__Exercise goal__
Write out the complete material exactly as it stands.

__Records for this exercise__
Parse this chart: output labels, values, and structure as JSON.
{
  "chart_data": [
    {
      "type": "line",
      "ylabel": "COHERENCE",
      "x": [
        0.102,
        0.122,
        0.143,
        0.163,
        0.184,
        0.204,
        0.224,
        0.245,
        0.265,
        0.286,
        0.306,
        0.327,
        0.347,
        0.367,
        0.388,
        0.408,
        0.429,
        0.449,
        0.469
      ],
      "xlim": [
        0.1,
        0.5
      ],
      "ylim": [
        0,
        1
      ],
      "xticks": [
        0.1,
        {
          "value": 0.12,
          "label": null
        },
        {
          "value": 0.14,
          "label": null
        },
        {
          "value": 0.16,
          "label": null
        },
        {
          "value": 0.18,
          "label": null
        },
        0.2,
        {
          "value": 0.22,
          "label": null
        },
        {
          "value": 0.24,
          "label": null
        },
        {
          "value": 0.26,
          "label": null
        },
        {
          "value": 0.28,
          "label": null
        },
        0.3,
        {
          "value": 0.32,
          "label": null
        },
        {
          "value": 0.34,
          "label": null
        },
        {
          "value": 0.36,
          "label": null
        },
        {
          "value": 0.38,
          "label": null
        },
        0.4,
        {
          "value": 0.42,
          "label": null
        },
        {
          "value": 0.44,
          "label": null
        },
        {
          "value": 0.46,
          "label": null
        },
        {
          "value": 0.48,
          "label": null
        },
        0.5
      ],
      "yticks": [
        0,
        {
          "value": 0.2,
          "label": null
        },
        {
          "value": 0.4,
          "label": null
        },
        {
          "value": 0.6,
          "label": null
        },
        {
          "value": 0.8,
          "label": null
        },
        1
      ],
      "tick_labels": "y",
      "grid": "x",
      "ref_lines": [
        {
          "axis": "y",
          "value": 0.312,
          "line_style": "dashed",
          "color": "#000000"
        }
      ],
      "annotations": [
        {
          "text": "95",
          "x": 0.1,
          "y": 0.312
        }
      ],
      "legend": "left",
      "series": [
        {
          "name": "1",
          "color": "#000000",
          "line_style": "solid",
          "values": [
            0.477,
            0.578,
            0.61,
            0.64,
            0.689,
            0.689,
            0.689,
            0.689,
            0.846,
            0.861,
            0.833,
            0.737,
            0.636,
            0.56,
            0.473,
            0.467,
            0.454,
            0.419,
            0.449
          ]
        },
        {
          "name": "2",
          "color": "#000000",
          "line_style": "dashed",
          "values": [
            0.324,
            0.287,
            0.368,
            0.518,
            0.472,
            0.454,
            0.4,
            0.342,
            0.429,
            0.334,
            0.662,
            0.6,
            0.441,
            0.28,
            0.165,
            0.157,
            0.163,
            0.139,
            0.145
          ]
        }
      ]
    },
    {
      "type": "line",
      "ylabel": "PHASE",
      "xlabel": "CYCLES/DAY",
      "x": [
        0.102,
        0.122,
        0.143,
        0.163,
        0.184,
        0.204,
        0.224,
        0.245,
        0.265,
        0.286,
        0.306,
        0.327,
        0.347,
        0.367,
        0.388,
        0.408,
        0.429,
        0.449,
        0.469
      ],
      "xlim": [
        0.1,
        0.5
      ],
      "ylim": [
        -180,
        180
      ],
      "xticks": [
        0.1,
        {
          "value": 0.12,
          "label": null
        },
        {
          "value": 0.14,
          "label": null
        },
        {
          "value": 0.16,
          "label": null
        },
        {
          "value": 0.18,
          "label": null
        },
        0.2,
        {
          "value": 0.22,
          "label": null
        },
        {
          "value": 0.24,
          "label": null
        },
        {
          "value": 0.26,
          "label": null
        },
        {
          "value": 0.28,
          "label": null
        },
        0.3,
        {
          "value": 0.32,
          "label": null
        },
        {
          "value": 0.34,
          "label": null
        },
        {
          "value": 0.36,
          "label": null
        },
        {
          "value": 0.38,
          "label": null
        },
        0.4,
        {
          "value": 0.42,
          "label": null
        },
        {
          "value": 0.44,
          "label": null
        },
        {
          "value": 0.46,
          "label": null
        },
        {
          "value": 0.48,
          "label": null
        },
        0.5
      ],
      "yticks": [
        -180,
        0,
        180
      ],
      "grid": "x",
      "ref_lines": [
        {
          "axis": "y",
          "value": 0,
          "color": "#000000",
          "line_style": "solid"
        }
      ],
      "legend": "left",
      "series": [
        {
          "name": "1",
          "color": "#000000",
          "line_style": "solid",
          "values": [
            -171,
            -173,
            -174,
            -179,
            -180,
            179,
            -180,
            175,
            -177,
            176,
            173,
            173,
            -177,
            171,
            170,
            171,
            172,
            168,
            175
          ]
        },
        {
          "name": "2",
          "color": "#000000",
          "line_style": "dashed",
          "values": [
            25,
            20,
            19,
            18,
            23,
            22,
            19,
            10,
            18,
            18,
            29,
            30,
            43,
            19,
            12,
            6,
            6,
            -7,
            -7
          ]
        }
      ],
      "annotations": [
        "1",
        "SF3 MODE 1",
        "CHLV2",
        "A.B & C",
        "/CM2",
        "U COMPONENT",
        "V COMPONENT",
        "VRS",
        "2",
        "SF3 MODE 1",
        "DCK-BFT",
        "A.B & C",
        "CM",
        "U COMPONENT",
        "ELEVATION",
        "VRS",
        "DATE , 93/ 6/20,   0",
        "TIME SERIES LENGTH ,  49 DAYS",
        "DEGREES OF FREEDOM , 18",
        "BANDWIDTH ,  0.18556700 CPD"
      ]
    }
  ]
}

__Problem solution__
Parse this chart: output labels, values, and structure as JSON.
{
  "chart_data": [
    {
      "type": "line",
      "ylabel": "COHERENCE",
      "x": [
        0.102,
        0.122,
        0.143,
        0.163,
        0.184,
        0.204,
        0.224,
        0.245,
        0.265,
        0.286,
        0.306,
        0.327,
        0.347,
        0.367,
        0.388,
        0.408,
        0.429,
        0.449,
        0.469
      ],
      "xlim": [
        0.1,
        0.5
      ],
      "ylim": [
        0,
        1
      ],
      "xticks": [
        0.1,
        {
          "value": 0.12,
          "label": null
        },
        {
          "value": 0.14,
          "label": null
        },
        {
          "value": 0.16,
          "label": null
        },
        {
          "value": 0.18,
          "label": null
        },
        0.2,
        {
          "value": 0.22,
          "label": null
        },
        {
          "value": 0.24,
          "label": null
        },
        {
          "value": 0.26,
          "label": null
        },
        {
          "value": 0.28,
          "label": null
        },
        0.3,
        {
          "value": 0.32,
          "label": null
        },
        {
          "value": 0.34,
          "label": null
        },
        {
          "value": 0.36,
          "label": null
        },
        {
          "value": 0.38,
          "label": null
        },
        0.4,
        {
          "value": 0.42,
          "label": null
        },
        {
          "value": 0.44,
          "label": null
        },
        {
          "value": 0.46,
          "label": null
        },
        {
          "value": 0.48,
          "label": null
        },
        0.5
      ],
      "yticks": [
        0,
        {
          "value": 0.2,
          "label": null
        },
        {
          "value": 0.4,
          "label": null
        },
        {
          "value": 0.6,
          "label": null
        },
        {
          "value": 0.8,
          "label": null
        },
        1
      ],
      "tick_labels": "y",
      "grid": "x",
      "ref_lines": [
        {
          "axis": "y",
          "value": 0.312,
          "line_style": "dashed",
          "color": "#000000"
        }
      ],
      "annotations": [
        {
          "text": "95",
          "x": 0.1,
          "y": 0.312
        }
      ],
      "legend": "left",
      "series": [
        {
          "name": "1",
          "color": "#000000",
          "line_style": "solid",
          "values": [
            0.477,
            0.578,
            0.61,
            0.64,
            0.689,
            0.689,
            0.689,
            0.689,
            0.846,
            0.861,
            0.833,
            0.737,
            0.636,
            0.56,
            0.473,
            0.467,
            0.454,
            0.419,
            0.449
          ]
        },
        {
          "name": "2",
          "color": "#000000",
          "line_style": "dashed",
          "values": [
            0.324,
            0.287,
            0.368,
            0.518,
            0.472,
            0.454,
            0.4,
            0.342,
            0.429,
            0.334,
            0.662,
            0.6,
            0.441,
            0.28,
            0.165,
            0.157,
            0.163,
            0.139,
            0.145
          ]
        }
      ]
    },
    {
      "type": "line",
      "ylabel": "PHASE",
      "xlabel": "CYCLES/DAY",
      "x": [
        0.102,
        0.122,
        0.143,
        0.163,
        0.184,
        0.204,
        0.224,
        0.245,
        0.265,
        0.286,
        0.306,
        0.327,
        0.347,
        0.367,
        0.388,
        0.408,
        0.429,
        0.449,
        0.469
      ],
      "xlim": [
        0.1,
        0.5
      ],
      "ylim": [
        -180,
        180
      ],
      "xticks": [
        0.1,
        {
          "value": 0.12,
          "label": null
        },
        {
          "value": 0.14,
          "label": null
        },
        {
          "value": 0.16,
          "label": null
        },
        {
          "value": 0.18,
          "label": null
        },
        0.2,
        {
          "value": 0.22,
          "label": null
        },
        {
          "value": 0.24,
          "label": null
        },
        {
          "value": 0.26,
          "label": null
        },
        {
          "value": 0.28,
          "label": null
        },
        0.3,
        {
          "value": 0.32,
          "label": null
        },
        {
          "value": 0.34,
          "label": null
        },
        {
          "value": 0.36,
          "label": null
        },
        {
          "value": 0.38,
          "label": null
        },
        0.4,
        {
          "value": 0.42,
          "label": null
        },
        {
          "value": 0.44,
          "label": null
        },
        {
          "value": 0.46,
          "label": null
        },
        {
          "value": 0.48,
          "label": null
        },
        0.5
      ],
      "yticks": [
        -180,
        0,
        180
      ],
      "grid": "x",
      "ref_lines": [
        {
          "axis": "y",
          "value": 0,
          "color": "#000000",
          "line_style": "solid"
        }
      ],
      "legend": "left",
      "series": [
        {
          "name": "1",
          "color": "#000000",
          "line_style": "solid",
          "values": [
            -171,
            -173,
            -174,
            -179,
            -180,
            179,
            -180,
            175,
            -177,
            176,
            173,
            173,
            -177,
            171,
            170,
            171,
            172,
            168,
            175
          ]
        },
        {
          "name": "2",
          "color": "#000000",
          "line_style": "dashed",
          "values": [
            25,
            20,
            19,
            18,
            23,
            22,
            19,
            10,
            18,
            18,
            29,
            30,
            43,
            19,
            12,
            6,
            6,
            -7,
            -7
          ]
        }
      ],
      "annotations": [
        "1",
        "SF3 MODE 1",
        "CHLV2",
        "A.B & C",
        "/CM2",
        "U COMPONENT",
        "V COMPONENT",
        "VRS",
        "2",
        "SF3 MODE 1",
        "DCK-BFT",
        "A.B & C",
        "CM",
        "U COMPONENT",
        "ELEVATION",
        "VRS",
        "DATE , 93/ 6/20,   0",
        "TIME SERIES LENGTH ,  49 DAYS",
        "DEGREES OF FREEDOM , 18",
        "BANDWIDTH ,  0.18556700 CPD"
      ]
    }
  ]
}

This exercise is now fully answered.